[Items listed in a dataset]
■ ■ ■ ■
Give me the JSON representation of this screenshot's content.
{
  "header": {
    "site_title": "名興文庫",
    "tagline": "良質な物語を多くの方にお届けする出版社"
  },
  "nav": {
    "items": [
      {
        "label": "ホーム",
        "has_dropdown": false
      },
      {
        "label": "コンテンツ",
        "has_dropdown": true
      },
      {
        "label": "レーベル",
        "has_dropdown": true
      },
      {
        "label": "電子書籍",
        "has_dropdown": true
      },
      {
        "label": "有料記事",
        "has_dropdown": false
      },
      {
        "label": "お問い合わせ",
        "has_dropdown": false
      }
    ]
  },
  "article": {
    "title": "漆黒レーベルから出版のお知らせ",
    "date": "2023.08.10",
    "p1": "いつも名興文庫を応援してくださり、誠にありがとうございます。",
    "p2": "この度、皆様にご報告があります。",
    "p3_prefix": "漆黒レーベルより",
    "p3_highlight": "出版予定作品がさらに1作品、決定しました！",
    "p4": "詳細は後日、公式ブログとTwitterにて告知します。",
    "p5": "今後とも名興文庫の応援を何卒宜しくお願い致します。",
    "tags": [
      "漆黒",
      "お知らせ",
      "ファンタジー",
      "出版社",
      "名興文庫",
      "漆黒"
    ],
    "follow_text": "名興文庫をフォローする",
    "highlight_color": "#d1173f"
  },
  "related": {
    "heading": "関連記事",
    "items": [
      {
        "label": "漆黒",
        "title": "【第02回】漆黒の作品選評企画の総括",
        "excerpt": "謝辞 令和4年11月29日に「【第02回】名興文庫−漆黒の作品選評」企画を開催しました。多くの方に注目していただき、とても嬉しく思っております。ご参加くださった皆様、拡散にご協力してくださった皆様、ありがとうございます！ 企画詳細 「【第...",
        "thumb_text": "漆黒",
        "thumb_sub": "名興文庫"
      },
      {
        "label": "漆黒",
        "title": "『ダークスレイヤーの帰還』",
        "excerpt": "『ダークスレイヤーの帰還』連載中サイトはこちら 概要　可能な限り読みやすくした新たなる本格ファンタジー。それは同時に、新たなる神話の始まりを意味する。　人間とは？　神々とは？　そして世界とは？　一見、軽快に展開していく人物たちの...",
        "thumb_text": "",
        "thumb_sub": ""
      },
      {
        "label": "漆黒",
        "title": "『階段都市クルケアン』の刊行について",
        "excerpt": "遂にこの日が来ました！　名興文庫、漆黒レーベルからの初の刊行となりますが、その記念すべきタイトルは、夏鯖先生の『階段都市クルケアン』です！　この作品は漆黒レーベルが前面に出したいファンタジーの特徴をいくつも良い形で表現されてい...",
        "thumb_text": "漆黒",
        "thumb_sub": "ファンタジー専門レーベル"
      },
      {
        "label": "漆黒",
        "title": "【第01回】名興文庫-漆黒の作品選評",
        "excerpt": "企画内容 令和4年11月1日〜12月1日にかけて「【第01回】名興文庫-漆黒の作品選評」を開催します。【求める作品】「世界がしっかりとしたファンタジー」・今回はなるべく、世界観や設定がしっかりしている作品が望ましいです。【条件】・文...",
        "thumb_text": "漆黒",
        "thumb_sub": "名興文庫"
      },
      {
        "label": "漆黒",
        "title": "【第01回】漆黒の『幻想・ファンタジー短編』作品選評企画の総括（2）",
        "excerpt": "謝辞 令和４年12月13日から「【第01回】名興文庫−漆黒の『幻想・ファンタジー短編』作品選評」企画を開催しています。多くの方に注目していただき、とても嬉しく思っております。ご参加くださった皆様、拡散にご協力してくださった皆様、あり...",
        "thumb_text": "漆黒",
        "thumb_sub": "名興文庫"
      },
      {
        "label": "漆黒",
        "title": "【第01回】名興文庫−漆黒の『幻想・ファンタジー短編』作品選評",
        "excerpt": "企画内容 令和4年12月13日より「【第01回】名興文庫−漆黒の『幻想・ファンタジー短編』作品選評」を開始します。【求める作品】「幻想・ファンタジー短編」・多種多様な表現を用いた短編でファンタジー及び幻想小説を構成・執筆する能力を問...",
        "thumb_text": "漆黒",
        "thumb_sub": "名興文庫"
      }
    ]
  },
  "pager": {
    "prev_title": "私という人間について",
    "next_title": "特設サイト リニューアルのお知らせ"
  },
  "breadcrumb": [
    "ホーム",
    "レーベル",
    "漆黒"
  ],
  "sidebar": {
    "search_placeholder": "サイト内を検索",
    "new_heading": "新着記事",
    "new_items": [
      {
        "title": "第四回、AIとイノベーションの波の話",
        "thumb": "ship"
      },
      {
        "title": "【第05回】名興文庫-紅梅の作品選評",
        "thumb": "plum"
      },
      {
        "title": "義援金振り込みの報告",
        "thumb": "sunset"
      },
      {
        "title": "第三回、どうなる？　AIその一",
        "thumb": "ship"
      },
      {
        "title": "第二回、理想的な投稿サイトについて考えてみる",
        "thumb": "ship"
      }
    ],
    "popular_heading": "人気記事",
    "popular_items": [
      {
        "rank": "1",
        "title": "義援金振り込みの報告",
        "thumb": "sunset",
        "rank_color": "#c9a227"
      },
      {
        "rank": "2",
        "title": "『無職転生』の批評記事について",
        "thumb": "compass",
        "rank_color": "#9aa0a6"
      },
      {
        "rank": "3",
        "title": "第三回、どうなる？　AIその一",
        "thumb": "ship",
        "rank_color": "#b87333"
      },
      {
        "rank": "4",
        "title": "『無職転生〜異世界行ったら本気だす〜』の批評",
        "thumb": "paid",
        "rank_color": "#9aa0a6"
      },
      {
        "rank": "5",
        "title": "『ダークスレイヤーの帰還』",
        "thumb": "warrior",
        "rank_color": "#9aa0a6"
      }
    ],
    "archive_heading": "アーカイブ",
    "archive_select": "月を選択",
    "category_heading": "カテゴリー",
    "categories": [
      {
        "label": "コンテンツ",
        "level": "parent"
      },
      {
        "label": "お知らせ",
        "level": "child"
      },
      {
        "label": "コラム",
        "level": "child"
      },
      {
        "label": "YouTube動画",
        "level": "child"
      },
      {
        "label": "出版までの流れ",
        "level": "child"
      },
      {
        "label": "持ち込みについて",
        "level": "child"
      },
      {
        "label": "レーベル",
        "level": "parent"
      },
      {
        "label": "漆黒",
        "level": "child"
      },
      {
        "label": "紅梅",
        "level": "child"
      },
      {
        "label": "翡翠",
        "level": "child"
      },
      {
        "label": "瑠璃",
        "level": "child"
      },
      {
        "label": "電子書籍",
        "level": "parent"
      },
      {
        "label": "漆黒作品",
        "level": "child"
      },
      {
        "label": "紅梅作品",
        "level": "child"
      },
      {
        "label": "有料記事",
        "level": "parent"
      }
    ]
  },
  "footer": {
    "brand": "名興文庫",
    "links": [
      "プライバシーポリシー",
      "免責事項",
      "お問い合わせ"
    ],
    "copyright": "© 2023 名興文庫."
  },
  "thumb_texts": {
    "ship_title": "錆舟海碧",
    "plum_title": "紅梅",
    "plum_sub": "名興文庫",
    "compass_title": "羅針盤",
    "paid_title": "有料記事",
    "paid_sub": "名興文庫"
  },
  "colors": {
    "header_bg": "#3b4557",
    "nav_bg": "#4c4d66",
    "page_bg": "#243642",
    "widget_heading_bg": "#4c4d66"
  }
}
■ ■ ■ ■
What is being asked: Every record above needs to be repeated word for word.

Reply to the exercise:
Give me the JSON representation of this screenshot's content.
{
  "header": {
    "site_title": "名興文庫",
    "tagline": "良質な物語を多くの方にお届けする出版社"
  },
  "nav": {
    "items": [
      {
        "label": "ホーム",
        "has_dropdown": false
      },
      {
        "label": "コンテンツ",
        "has_dropdown": true
      },
      {
        "label": "レーベル",
        "has_dropdown": true
      },
      {
        "label": "電子書籍",
        "has_dropdown": true
      },
      {
        "label": "有料記事",
        "has_dropdown": false
      },
      {
        "label": "お問い合わせ",
        "has_dropdown": false
      }
    ]
  },
  "article": {
    "title": "漆黒レーベルから出版のお知らせ",
    "date": "2023.08.10",
    "p1": "いつも名興文庫を応援してくださり、誠にありがとうございます。",
    "p2": "この度、皆様にご報告があります。",
    "p3_prefix": "漆黒レーベルより",
    "p3_highlight": "出版予定作品がさらに1作品、決定しました！",
    "p4": "詳細は後日、公式ブログとTwitterにて告知します。",
    "p5": "今後とも名興文庫の応援を何卒宜しくお願い致します。",
    "tags": [
      "漆黒",
      "お知らせ",
      "ファンタジー",
      "出版社",
      "名興文庫",
      "漆黒"
    ],
    "follow_text": "名興文庫をフォローする",
    "highlight_color": "#d1173f"
  },
  "related": {
    "heading": "関連記事",
    "items": [
      {
        "label": "漆黒",
        "title": "【第02回】漆黒の作品選評企画の総括",
        "excerpt": "謝辞 令和4年11月29日に「【第02回】名興文庫−漆黒の作品選評」企画を開催しました。多くの方に注目していただき、とても嬉しく思っております。ご参加くださった皆様、拡散にご協力してくださった皆様、ありがとうございます！ 企画詳細 「【第...",
        "thumb_text": "漆黒",
        "thumb_sub": "名興文庫"
      },
      {
        "label": "漆黒",
        "title": "『ダークスレイヤーの帰還』",
        "excerpt": "『ダークスレイヤーの帰還』連載中サイトはこちら 概要　可能な限り読みやすくした新たなる本格ファンタジー。それは同時に、新たなる神話の始まりを意味する。　人間とは？　神々とは？　そして世界とは？　一見、軽快に展開していく人物たちの...",
        "thumb_text": "",
        "thumb_sub": ""
      },
      {
        "label": "漆黒",
        "title": "『階段都市クルケアン』の刊行について",
        "excerpt": "遂にこの日が来ました！　名興文庫、漆黒レーベルからの初の刊行となりますが、その記念すべきタイトルは、夏鯖先生の『階段都市クルケアン』です！　この作品は漆黒レーベルが前面に出したいファンタジーの特徴をいくつも良い形で表現されてい...",
        "thumb_text": "漆黒",
        "thumb_sub": "ファンタジー専門レーベル"
      },
      {
        "label": "漆黒",
        "title": "【第01回】名興文庫-漆黒の作品選評",
        "excerpt": "企画内容 令和4年11月1日〜12月1日にかけて「【第01回】名興文庫-漆黒の作品選評」を開催します。【求める作品】「世界がしっかりとしたファンタジー」・今回はなるべく、世界観や設定がしっかりしている作品が望ましいです。【条件】・文...",
        "thumb_text": "漆黒",
        "thumb_sub": "名興文庫"
      },
      {
        "label": "漆黒",
        "title": "【第01回】漆黒の『幻想・ファンタジー短編』作品選評企画の総括（2）",
        "excerpt": "謝辞 令和４年12月13日から「【第01回】名興文庫−漆黒の『幻想・ファンタジー短編』作品選評」企画を開催しています。多くの方に注目していただき、とても嬉しく思っております。ご参加くださった皆様、拡散にご協力してくださった皆様、あり...",
        "thumb_text": "漆黒",
        "thumb_sub": "名興文庫"
      },
      {
        "label": "漆黒",
        "title": "【第01回】名興文庫−漆黒の『幻想・ファンタジー短編』作品選評",
        "excerpt": "企画内容 令和4年12月13日より「【第01回】名興文庫−漆黒の『幻想・ファンタジー短編』作品選評」を開始します。【求める作品】「幻想・ファンタジー短編」・多種多様な表現を用いた短編でファンタジー及び幻想小説を構成・執筆する能力を問...",
        "thumb_text": "漆黒",
        "thumb_sub": "名興文庫"
      }
    ]
  },
  "pager": {
    "prev_title": "私という人間について",
    "next_title": "特設サイト リニューアルのお知らせ"
  },
  "breadcrumb": [
    "ホーム",
    "レーベル",
    "漆黒"
  ],
  "sidebar": {
    "search_placeholder": "サイト内を検索",
    "new_heading": "新着記事",
    "new_items": [
      {
        "title": "第四回、AIとイノベーションの波の話",
        "thumb": "ship"
      },
      {
        "title": "【第05回】名興文庫-紅梅の作品選評",
        "thumb": "plum"
      },
      {
        "title": "義援金振り込みの報告",
        "thumb": "sunset"
      },
      {
        "title": "第三回、どうなる？　AIその一",
        "thumb": "ship"
      },
      {
        "title": "第二回、理想的な投稿サイトについて考えてみる",
        "thumb": "ship"
      }
    ],
    "popular_heading": "人気記事",
    "popular_items": [
      {
        "rank": "1",
        "title": "義援金振り込みの報告",
        "thumb": "sunset",
        "rank_color": "#c9a227"
      },
      {
        "rank": "2",
        "title": "『無職転生』の批評記事について",
        "thumb": "compass",
        "rank_color": "#9aa0a6"
      },
      {
        "rank": "3",
        "title": "第三回、どうなる？　AIその一",
        "thumb": "ship",
        "rank_color": "#b87333"
      },
      {
        "rank": "4",
        "title": "『無職転生〜異世界行ったら本気だす〜』の批評",
        "thumb": "paid",
        "rank_color": "#9aa0a6"
      },
      {
        "rank": "5",
        "title": "『ダークスレイヤーの帰還』",
        "thumb": "warrior",
        "rank_color": "#9aa0a6"
      }
    ],
    "archive_heading": "アーカイブ",
    "archive_select": "月を選択",
    "category_heading": "カテゴリー",
    "categories": [
      {
        "label": "コンテンツ",
        "level": "parent"
      },
      {
        "label": "お知らせ",
        "level": "child"
      },
      {
        "label": "コラム",
        "level": "child"
      },
      {
        "label": "YouTube動画",
        "level": "child"
      },
      {
        "label": "出版までの流れ",
        "level": "child"
      },
      {
        "label": "持ち込みについて",
        "level": "child"
      },
      {
        "label": "レーベル",
        "level": "parent"
      },
      {
        "label": "漆黒",
        "level": "child"
      },
      {
        "label": "紅梅",
        "level": "child"
      },
      {
        "label": "翡翠",
        "level": "child"
      },
      {
        "label": "瑠璃",
        "level": "child"
      },
      {
        "label": "電子書籍",
        "level": "parent"
      },
      {
        "label": "漆黒作品",
        "level": "child"
      },
      {
        "label": "紅梅作品",
        "level": "child"
      },
      {
        "label": "有料記事",
        "level": "parent"
      }
    ]
  },
  "footer": {
    "brand": "名興文庫",
    "links": [
      "プライバシーポリシー",
      "免責事項",
      "お問い合わせ"
    ],
    "copyright": "© 2023 名興文庫."
  },
  "thumb_texts": {
    "ship_title": "錆舟海碧",
    "plum_title": "紅梅",
    "plum_sub": "名興文庫",
    "compass_title": "羅針盤",
    "paid_title": "有料記事",
    "paid_sub": "名興文庫"
  },
  "colors": {
    "header_bg": "#3b4557",
    "nav_bg": "#4c4d66",
    "page_bg": "#243642",
    "widget_heading_bg": "#4c4d66"
  }
}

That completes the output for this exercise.